%%

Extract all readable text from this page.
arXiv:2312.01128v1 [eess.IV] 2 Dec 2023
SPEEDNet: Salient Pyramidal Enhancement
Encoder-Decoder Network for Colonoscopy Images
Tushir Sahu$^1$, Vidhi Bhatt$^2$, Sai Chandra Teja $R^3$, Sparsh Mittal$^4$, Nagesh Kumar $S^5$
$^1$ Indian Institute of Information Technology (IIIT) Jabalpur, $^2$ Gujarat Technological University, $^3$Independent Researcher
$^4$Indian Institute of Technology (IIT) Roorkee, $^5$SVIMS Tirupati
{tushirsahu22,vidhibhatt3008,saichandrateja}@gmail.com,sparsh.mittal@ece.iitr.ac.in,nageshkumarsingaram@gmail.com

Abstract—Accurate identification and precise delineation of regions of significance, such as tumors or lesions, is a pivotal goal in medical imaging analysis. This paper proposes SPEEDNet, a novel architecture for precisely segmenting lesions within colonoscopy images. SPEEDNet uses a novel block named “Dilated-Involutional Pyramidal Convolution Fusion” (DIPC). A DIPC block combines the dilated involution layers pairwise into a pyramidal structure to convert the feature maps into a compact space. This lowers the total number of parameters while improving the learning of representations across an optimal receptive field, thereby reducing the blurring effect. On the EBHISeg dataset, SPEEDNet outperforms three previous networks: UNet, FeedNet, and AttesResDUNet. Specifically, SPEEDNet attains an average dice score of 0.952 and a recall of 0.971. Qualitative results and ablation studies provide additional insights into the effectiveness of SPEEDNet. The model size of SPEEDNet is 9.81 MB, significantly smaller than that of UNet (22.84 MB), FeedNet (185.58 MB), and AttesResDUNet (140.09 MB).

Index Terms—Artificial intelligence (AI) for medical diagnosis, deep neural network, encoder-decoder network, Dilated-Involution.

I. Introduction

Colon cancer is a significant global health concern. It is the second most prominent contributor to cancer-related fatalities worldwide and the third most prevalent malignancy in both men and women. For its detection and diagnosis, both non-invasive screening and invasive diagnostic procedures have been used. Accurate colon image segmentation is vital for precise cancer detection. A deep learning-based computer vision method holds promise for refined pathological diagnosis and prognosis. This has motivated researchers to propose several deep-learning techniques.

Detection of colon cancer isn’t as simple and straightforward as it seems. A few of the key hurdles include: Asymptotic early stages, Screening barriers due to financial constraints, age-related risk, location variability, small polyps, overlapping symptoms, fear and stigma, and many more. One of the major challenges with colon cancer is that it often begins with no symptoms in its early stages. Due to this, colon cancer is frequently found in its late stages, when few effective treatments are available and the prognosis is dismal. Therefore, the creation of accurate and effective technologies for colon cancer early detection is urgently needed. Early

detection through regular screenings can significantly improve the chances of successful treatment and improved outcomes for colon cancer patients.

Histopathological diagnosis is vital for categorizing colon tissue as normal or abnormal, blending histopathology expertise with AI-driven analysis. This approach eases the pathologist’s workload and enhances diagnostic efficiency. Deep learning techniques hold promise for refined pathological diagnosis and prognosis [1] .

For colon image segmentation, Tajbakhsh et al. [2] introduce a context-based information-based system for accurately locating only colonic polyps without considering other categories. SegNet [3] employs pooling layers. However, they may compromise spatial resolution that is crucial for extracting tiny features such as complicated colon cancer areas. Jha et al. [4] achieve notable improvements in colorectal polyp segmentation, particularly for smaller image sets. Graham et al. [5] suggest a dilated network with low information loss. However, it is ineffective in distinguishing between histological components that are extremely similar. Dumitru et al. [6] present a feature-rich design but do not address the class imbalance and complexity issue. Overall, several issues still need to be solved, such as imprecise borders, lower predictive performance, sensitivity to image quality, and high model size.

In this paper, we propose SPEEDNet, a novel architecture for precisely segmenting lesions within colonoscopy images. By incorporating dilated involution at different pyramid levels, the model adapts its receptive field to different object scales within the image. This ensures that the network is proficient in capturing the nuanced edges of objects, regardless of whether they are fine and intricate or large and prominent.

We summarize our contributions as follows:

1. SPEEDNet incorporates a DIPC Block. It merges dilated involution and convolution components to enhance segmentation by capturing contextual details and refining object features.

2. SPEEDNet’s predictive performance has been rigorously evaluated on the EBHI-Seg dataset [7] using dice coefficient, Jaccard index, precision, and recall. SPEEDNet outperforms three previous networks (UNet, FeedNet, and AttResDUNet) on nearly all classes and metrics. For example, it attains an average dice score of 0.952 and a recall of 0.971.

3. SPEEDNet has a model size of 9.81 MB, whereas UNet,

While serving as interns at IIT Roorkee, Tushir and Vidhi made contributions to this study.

%%

* TASK BRIEF
Your job is to print all of the material again, word for word.

* OUTPUT BELOW
Extract all readable text from this page.
arXiv:2312.01128v1 [eess.IV] 2 Dec 2023
SPEEDNet: Salient Pyramidal Enhancement
Encoder-Decoder Network for Colonoscopy Images
Tushir Sahu$^1$, Vidhi Bhatt$^2$, Sai Chandra Teja $R^3$, Sparsh Mittal$^4$, Nagesh Kumar $S^5$
$^1$ Indian Institute of Information Technology (IIIT) Jabalpur, $^2$ Gujarat Technological University, $^3$Independent Researcher
$^4$Indian Institute of Technology (IIT) Roorkee, $^5$SVIMS Tirupati
{tushirsahu22,vidhibhatt3008,saichandrateja}@gmail.com,sparsh.mittal@ece.iitr.ac.in,nageshkumarsingaram@gmail.com

Abstract—Accurate identification and precise delineation of regions of significance, such as tumors or lesions, is a pivotal goal in medical imaging analysis. This paper proposes SPEEDNet, a novel architecture for precisely segmenting lesions within colonoscopy images. SPEEDNet uses a novel block named “Dilated-Involutional Pyramidal Convolution Fusion” (DIPC). A DIPC block combines the dilated involution layers pairwise into a pyramidal structure to convert the feature maps into a compact space. This lowers the total number of parameters while improving the learning of representations across an optimal receptive field, thereby reducing the blurring effect. On the EBHISeg dataset, SPEEDNet outperforms three previous networks: UNet, FeedNet, and AttesResDUNet. Specifically, SPEEDNet attains an average dice score of 0.952 and a recall of 0.971. Qualitative results and ablation studies provide additional insights into the effectiveness of SPEEDNet. The model size of SPEEDNet is 9.81 MB, significantly smaller than that of UNet (22.84 MB), FeedNet (185.58 MB), and AttesResDUNet (140.09 MB).

Index Terms—Artificial intelligence (AI) for medical diagnosis, deep neural network, encoder-decoder network, Dilated-Involution.

I. Introduction

Colon cancer is a significant global health concern. It is the second most prominent contributor to cancer-related fatalities worldwide and the third most prevalent malignancy in both men and women. For its detection and diagnosis, both non-invasive screening and invasive diagnostic procedures have been used. Accurate colon image segmentation is vital for precise cancer detection. A deep learning-based computer vision method holds promise for refined pathological diagnosis and prognosis. This has motivated researchers to propose several deep-learning techniques.

Detection of colon cancer isn’t as simple and straightforward as it seems. A few of the key hurdles include: Asymptotic early stages, Screening barriers due to financial constraints, age-related risk, location variability, small polyps, overlapping symptoms, fear and stigma, and many more. One of the major challenges with colon cancer is that it often begins with no symptoms in its early stages. Due to this, colon cancer is frequently found in its late stages, when few effective treatments are available and the prognosis is dismal. Therefore, the creation of accurate and effective technologies for colon cancer early detection is urgently needed. Early

detection through regular screenings can significantly improve the chances of successful treatment and improved outcomes for colon cancer patients.

Histopathological diagnosis is vital for categorizing colon tissue as normal or abnormal, blending histopathology expertise with AI-driven analysis. This approach eases the pathologist’s workload and enhances diagnostic efficiency. Deep learning techniques hold promise for refined pathological diagnosis and prognosis [1] .

For colon image segmentation, Tajbakhsh et al. [2] introduce a context-based information-based system for accurately locating only colonic polyps without considering other categories. SegNet [3] employs pooling layers. However, they may compromise spatial resolution that is crucial for extracting tiny features such as complicated colon cancer areas. Jha et al. [4] achieve notable improvements in colorectal polyp segmentation, particularly for smaller image sets. Graham et al. [5] suggest a dilated network with low information loss. However, it is ineffective in distinguishing between histological components that are extremely similar. Dumitru et al. [6] present a feature-rich design but do not address the class imbalance and complexity issue. Overall, several issues still need to be solved, such as imprecise borders, lower predictive performance, sensitivity to image quality, and high model size.

In this paper, we propose SPEEDNet, a novel architecture for precisely segmenting lesions within colonoscopy images. By incorporating dilated involution at different pyramid levels, the model adapts its receptive field to different object scales within the image. This ensures that the network is proficient in capturing the nuanced edges of objects, regardless of whether they are fine and intricate or large and prominent.

We summarize our contributions as follows:

1. SPEEDNet incorporates a DIPC Block. It merges dilated involution and convolution components to enhance segmentation by capturing contextual details and refining object features.

2. SPEEDNet’s predictive performance has been rigorously evaluated on the EBHI-Seg dataset [7] using dice coefficient, Jaccard index, precision, and recall. SPEEDNet outperforms three previous networks (UNet, FeedNet, and AttResDUNet) on nearly all classes and metrics. For example, it attains an average dice score of 0.952 and a recall of 0.971.

3. SPEEDNet has a model size of 9.81 MB, whereas UNet,

While serving as interns at IIT Roorkee, Tushir and Vidhi made contributions to this study.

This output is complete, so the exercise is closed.